Exercise requirements
Each line that includes "timestamp" counts once; give the total and nothing besides.

□ □ □ □ □

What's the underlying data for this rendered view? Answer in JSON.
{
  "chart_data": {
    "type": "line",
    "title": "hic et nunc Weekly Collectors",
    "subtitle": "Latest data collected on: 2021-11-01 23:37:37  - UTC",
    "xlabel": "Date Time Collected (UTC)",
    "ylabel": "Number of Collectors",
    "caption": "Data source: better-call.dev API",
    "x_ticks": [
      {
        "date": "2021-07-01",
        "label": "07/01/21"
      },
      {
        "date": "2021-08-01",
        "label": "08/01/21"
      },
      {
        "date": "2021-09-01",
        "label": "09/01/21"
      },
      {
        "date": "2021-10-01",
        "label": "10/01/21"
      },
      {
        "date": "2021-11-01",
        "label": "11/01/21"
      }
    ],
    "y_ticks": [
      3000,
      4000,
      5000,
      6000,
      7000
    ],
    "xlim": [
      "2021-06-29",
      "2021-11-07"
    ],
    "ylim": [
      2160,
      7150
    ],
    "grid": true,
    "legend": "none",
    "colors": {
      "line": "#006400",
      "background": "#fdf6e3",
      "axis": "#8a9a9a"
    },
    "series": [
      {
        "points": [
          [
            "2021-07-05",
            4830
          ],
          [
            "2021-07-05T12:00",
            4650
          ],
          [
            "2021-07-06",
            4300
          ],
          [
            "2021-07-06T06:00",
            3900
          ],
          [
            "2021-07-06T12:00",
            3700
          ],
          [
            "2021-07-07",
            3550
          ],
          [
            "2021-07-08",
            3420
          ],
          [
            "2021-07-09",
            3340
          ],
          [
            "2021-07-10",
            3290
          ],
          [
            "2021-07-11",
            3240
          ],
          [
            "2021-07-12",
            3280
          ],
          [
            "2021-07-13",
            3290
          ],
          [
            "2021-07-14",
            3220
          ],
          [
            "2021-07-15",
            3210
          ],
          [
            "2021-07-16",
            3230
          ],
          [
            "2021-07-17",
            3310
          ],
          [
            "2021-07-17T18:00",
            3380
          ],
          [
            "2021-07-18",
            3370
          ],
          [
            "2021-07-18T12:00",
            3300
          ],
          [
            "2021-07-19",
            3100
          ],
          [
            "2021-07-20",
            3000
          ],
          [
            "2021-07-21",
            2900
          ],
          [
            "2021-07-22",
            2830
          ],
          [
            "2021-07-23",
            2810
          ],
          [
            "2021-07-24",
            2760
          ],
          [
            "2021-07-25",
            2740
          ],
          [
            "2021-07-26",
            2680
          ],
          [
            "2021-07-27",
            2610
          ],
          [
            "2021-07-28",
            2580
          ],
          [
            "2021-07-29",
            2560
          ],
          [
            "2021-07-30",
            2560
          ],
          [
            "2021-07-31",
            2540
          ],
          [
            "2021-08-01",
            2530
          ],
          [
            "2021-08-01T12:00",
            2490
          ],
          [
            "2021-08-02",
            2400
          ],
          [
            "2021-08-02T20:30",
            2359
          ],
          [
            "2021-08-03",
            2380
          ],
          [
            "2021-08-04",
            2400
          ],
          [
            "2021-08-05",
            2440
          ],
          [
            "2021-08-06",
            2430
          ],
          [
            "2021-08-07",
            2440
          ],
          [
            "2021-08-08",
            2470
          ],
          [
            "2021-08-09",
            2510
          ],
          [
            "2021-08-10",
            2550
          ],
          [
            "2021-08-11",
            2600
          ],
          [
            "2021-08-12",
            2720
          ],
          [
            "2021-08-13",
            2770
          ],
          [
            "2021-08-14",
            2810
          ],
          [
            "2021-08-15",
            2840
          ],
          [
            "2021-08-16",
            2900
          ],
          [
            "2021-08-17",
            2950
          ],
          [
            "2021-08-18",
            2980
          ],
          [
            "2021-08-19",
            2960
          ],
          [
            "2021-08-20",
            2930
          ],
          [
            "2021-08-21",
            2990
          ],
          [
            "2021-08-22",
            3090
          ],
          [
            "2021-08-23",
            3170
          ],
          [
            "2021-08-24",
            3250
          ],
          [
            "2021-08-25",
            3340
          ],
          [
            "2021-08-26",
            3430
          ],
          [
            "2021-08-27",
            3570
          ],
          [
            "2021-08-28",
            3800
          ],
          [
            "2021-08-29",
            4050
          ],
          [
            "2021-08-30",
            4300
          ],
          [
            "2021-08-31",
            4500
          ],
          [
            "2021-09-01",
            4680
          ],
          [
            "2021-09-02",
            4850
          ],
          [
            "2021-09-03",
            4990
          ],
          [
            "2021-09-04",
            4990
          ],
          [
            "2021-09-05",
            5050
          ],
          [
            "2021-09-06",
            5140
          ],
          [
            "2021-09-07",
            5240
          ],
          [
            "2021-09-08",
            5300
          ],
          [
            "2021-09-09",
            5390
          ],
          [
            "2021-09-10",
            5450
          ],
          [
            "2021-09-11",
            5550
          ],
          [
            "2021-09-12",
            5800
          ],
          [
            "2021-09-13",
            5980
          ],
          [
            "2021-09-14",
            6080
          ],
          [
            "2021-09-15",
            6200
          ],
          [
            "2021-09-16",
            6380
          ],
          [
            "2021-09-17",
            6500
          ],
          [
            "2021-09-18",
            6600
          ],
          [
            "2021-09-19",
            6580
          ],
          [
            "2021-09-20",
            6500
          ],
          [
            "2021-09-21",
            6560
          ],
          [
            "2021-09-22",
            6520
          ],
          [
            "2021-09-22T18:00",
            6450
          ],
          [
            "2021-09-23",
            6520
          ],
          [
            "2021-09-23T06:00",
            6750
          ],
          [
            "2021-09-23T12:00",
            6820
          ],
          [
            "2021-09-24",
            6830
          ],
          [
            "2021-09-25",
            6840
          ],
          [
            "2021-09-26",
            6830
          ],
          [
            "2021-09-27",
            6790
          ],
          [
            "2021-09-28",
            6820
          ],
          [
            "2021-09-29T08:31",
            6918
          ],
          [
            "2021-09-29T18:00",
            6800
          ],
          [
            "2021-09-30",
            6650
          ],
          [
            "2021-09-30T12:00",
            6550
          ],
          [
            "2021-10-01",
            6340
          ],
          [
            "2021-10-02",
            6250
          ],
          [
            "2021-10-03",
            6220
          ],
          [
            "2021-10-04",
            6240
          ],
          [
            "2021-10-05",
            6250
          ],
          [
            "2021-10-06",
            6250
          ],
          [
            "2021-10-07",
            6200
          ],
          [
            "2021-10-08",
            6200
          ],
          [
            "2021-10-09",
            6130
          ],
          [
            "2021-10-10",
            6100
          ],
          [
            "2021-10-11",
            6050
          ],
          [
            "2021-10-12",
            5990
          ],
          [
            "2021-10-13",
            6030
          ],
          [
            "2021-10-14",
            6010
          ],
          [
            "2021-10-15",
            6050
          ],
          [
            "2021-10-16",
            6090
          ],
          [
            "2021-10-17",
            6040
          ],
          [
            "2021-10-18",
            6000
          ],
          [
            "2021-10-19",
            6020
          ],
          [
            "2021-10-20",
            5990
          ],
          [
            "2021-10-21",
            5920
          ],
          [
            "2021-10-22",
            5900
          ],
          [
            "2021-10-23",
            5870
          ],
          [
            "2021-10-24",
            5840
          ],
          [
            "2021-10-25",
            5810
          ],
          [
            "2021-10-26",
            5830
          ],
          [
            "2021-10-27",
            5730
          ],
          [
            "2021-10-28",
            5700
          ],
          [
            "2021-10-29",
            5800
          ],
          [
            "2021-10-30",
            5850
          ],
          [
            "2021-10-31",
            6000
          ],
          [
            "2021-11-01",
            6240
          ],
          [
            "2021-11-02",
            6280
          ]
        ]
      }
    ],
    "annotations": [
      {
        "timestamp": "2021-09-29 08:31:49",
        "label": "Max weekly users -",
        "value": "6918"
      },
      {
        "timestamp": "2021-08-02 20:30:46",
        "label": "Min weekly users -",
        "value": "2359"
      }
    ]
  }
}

□ □ □ □ □

Task result
2